WHAT TO DO ▸ Scan the data that follows and count the lines with the string "Index"; answer with the count alone.

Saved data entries
• • • •

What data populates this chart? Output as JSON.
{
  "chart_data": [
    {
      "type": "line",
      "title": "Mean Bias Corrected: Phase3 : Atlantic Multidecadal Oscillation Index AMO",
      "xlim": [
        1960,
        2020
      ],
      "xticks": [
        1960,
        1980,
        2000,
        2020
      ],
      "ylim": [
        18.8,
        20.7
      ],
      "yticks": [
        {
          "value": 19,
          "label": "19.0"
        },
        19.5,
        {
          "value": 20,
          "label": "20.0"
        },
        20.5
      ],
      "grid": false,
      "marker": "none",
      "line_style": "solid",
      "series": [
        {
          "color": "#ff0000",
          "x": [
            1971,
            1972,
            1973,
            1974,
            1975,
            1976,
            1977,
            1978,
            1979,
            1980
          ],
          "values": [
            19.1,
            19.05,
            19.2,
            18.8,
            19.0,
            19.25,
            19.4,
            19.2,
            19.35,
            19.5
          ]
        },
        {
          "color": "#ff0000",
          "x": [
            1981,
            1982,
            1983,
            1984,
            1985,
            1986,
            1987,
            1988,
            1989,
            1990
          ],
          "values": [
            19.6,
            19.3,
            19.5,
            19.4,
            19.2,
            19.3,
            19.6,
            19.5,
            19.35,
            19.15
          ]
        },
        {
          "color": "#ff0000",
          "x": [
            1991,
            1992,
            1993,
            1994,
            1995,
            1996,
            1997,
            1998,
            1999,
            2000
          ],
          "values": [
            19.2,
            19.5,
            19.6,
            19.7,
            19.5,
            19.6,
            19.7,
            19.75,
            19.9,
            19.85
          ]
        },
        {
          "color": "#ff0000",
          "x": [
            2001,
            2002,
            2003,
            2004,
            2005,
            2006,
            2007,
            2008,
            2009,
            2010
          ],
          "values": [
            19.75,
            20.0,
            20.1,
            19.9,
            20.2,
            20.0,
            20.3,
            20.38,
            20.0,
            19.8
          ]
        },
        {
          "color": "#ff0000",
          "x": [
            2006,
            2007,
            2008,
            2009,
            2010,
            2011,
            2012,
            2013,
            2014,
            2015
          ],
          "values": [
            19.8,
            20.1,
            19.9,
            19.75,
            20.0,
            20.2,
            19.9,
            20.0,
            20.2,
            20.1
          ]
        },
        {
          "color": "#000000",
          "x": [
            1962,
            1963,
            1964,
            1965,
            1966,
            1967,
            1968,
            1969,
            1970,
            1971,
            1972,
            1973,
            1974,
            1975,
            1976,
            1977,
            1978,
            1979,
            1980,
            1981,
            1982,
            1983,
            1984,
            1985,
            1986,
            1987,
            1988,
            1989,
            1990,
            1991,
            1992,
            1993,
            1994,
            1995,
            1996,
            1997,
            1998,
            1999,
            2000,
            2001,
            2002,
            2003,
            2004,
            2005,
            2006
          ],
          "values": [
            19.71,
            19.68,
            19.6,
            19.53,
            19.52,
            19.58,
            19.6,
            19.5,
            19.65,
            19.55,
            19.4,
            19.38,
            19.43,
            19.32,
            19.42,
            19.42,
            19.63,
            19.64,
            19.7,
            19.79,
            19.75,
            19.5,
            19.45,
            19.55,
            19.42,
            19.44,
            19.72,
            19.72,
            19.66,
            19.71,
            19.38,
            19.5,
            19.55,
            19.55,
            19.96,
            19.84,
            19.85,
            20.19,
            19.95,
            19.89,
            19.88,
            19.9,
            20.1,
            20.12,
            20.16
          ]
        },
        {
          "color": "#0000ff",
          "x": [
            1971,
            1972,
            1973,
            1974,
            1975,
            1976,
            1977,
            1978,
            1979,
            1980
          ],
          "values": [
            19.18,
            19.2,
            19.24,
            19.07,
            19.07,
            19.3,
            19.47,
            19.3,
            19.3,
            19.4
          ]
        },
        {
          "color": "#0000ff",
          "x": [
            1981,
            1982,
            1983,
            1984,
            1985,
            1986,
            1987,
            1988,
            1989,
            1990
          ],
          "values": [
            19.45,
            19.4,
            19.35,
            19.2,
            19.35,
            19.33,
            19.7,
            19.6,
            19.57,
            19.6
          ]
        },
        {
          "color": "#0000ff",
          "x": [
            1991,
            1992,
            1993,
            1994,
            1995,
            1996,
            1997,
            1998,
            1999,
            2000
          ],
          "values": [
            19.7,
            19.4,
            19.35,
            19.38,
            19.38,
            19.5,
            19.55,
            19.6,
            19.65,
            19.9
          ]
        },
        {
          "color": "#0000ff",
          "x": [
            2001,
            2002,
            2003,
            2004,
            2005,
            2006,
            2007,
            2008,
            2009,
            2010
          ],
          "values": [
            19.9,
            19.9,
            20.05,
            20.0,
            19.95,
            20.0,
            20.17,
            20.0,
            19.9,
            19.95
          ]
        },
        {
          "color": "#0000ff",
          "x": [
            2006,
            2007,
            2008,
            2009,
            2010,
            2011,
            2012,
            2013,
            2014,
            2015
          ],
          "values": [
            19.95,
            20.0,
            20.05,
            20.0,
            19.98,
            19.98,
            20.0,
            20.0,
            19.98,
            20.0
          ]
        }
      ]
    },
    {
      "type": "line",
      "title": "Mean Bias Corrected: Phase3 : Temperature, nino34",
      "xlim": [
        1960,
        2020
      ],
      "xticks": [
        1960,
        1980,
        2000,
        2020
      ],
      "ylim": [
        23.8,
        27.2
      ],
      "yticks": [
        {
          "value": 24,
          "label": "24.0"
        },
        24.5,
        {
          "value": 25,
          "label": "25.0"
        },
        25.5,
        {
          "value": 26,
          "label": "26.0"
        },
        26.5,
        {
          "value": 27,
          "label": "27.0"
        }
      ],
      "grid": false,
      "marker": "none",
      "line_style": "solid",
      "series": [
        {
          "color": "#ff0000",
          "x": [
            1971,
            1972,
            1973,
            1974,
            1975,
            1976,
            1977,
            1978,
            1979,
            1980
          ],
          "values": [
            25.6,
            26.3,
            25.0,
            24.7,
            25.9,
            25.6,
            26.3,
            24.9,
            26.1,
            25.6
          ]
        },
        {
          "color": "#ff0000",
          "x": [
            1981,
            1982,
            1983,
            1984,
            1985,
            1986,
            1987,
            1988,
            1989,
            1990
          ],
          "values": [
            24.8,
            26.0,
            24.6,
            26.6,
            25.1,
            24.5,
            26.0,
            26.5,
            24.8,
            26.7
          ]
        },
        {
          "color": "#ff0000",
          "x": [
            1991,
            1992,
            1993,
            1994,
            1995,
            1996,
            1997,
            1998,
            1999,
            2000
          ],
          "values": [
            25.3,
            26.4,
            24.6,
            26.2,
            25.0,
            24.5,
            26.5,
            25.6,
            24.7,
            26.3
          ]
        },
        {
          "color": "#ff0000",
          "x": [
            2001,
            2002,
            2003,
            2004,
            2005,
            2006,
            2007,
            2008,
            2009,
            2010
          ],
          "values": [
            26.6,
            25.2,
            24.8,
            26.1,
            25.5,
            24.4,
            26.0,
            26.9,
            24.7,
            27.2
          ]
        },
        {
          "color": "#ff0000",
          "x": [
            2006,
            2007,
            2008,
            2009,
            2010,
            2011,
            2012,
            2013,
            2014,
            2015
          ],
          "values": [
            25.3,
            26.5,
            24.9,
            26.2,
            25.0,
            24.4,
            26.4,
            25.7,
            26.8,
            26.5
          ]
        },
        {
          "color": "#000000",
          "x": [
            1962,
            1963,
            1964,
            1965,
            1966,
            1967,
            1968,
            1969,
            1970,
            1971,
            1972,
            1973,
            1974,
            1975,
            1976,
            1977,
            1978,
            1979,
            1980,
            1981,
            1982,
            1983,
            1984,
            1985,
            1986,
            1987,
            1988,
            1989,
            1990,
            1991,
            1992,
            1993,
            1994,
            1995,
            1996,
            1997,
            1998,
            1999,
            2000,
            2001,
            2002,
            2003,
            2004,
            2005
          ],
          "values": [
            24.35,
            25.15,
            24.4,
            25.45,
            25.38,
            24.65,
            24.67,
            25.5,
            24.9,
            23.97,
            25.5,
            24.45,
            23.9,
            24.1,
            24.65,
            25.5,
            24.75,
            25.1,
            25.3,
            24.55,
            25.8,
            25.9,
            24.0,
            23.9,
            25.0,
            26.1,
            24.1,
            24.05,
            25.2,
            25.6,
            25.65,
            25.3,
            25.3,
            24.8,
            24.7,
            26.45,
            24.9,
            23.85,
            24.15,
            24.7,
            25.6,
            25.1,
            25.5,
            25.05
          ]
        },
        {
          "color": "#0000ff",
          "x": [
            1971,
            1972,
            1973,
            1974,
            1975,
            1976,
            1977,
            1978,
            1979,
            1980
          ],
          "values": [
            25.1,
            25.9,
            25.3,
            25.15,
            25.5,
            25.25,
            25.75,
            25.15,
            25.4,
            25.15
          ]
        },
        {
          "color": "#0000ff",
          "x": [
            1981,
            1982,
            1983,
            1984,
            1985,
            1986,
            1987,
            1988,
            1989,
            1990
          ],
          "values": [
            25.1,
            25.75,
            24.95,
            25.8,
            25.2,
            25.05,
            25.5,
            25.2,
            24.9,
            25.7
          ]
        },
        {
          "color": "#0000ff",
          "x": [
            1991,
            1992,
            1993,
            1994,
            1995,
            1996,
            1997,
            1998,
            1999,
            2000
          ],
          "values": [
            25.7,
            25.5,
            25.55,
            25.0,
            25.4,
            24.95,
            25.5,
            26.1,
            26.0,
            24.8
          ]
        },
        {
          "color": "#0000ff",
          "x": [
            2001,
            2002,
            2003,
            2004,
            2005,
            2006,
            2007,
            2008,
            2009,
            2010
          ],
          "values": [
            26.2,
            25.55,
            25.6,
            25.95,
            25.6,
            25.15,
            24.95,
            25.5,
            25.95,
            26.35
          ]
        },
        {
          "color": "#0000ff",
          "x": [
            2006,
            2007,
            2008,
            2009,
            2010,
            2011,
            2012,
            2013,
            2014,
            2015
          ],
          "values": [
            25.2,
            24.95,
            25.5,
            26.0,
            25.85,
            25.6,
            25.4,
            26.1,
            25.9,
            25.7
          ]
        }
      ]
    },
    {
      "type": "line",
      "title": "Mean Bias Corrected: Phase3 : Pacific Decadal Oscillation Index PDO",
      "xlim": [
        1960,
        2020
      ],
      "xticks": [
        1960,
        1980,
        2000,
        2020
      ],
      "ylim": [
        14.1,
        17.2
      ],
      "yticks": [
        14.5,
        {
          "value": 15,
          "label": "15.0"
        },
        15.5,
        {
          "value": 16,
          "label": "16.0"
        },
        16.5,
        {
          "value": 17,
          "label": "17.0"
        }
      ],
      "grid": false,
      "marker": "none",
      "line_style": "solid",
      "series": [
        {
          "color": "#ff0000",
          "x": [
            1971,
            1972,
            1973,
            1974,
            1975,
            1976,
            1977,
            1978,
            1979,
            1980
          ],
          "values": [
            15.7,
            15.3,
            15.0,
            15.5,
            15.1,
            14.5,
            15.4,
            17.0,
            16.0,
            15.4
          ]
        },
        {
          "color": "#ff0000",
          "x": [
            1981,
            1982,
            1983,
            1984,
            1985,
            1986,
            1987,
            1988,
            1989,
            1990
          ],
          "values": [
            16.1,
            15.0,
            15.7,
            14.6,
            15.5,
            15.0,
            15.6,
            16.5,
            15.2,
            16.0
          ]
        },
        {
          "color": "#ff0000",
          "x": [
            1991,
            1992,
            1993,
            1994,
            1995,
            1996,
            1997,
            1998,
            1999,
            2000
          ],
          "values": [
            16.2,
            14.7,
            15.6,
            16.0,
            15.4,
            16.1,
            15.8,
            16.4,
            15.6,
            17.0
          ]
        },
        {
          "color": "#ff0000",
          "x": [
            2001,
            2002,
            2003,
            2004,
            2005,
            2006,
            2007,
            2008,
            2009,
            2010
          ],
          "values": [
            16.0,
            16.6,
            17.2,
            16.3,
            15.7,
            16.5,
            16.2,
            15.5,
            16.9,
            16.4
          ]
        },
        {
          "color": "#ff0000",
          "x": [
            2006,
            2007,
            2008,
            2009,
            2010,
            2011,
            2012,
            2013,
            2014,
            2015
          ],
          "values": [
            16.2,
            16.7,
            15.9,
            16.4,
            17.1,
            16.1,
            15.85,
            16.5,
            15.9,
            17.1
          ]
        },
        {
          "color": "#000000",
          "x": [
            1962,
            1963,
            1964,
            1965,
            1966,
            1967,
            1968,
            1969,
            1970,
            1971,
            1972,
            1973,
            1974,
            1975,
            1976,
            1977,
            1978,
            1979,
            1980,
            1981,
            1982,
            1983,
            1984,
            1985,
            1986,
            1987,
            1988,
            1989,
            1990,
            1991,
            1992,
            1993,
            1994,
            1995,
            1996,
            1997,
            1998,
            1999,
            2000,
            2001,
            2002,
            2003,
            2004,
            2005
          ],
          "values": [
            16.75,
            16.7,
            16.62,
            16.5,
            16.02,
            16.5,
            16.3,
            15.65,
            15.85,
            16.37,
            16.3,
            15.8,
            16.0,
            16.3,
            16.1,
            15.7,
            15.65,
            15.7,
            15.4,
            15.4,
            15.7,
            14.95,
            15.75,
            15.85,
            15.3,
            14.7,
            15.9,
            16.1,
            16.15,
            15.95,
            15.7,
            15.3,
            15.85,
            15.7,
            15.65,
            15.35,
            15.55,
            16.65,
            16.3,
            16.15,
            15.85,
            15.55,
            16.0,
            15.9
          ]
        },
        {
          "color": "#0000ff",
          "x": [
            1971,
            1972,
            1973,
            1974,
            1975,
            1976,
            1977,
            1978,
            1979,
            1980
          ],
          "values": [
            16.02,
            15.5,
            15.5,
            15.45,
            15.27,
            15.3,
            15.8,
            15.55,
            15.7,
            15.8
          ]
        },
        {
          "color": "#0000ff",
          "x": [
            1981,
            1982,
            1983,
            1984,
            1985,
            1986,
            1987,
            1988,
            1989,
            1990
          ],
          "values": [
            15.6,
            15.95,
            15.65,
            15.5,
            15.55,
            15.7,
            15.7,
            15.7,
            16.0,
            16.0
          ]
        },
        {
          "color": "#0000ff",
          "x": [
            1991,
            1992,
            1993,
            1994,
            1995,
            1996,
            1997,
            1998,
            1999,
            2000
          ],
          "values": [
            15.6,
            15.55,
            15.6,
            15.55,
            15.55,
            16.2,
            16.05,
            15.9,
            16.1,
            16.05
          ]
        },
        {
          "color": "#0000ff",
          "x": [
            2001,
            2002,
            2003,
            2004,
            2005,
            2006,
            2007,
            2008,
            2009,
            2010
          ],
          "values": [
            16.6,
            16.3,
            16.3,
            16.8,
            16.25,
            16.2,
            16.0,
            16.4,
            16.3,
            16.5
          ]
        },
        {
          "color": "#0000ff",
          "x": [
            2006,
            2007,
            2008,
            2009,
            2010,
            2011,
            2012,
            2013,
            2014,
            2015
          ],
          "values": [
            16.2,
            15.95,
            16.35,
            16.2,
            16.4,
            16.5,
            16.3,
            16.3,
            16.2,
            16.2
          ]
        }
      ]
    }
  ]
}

• • • •

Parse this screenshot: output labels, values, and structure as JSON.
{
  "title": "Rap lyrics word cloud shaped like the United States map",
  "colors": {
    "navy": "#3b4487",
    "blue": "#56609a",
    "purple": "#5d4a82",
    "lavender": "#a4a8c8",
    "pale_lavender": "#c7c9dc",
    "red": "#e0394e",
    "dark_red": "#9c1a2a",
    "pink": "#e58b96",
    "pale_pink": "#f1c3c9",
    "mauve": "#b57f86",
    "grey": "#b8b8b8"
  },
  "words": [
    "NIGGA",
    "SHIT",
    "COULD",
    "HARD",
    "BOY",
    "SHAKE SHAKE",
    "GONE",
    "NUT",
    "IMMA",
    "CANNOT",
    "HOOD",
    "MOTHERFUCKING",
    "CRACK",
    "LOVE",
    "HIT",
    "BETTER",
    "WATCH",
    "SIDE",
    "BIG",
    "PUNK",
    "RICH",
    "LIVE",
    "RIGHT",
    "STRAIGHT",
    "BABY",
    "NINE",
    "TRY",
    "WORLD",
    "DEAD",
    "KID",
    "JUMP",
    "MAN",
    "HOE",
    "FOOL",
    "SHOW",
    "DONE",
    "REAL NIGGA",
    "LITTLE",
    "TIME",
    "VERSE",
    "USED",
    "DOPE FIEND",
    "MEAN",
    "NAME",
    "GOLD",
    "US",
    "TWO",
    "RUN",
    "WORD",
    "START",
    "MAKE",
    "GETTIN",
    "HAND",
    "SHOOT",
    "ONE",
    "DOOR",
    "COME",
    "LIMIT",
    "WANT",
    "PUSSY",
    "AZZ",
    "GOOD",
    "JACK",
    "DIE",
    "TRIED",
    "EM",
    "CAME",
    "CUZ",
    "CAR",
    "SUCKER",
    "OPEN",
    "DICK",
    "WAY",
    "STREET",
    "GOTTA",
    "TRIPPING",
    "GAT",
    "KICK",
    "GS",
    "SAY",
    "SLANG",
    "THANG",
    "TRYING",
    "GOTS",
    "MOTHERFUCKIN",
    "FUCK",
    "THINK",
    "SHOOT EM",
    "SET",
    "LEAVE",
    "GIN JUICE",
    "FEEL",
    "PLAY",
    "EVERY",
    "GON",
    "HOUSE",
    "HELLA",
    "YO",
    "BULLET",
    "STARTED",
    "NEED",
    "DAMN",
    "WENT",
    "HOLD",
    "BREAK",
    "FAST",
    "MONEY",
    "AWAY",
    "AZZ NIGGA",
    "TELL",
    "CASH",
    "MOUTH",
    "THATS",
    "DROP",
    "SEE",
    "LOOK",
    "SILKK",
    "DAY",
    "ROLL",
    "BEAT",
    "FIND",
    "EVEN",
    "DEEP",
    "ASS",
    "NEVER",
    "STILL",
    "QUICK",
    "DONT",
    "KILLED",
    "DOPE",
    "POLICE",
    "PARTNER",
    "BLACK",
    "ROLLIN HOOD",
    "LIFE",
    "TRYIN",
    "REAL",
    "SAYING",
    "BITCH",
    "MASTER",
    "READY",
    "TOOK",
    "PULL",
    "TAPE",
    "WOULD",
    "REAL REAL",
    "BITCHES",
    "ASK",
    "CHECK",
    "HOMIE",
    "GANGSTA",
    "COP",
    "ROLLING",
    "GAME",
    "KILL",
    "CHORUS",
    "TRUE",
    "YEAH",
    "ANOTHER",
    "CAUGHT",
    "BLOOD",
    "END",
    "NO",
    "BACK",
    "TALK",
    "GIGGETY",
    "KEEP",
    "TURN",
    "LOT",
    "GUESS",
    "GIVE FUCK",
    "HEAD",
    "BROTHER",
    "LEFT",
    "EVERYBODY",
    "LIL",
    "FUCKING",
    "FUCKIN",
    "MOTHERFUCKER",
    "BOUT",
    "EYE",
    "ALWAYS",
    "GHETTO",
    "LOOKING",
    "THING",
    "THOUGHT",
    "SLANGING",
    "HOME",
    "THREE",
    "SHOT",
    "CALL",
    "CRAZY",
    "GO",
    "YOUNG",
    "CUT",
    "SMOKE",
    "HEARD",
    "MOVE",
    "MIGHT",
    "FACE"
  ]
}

• • • •

RESPONSE TO THIS TASK ▸ 2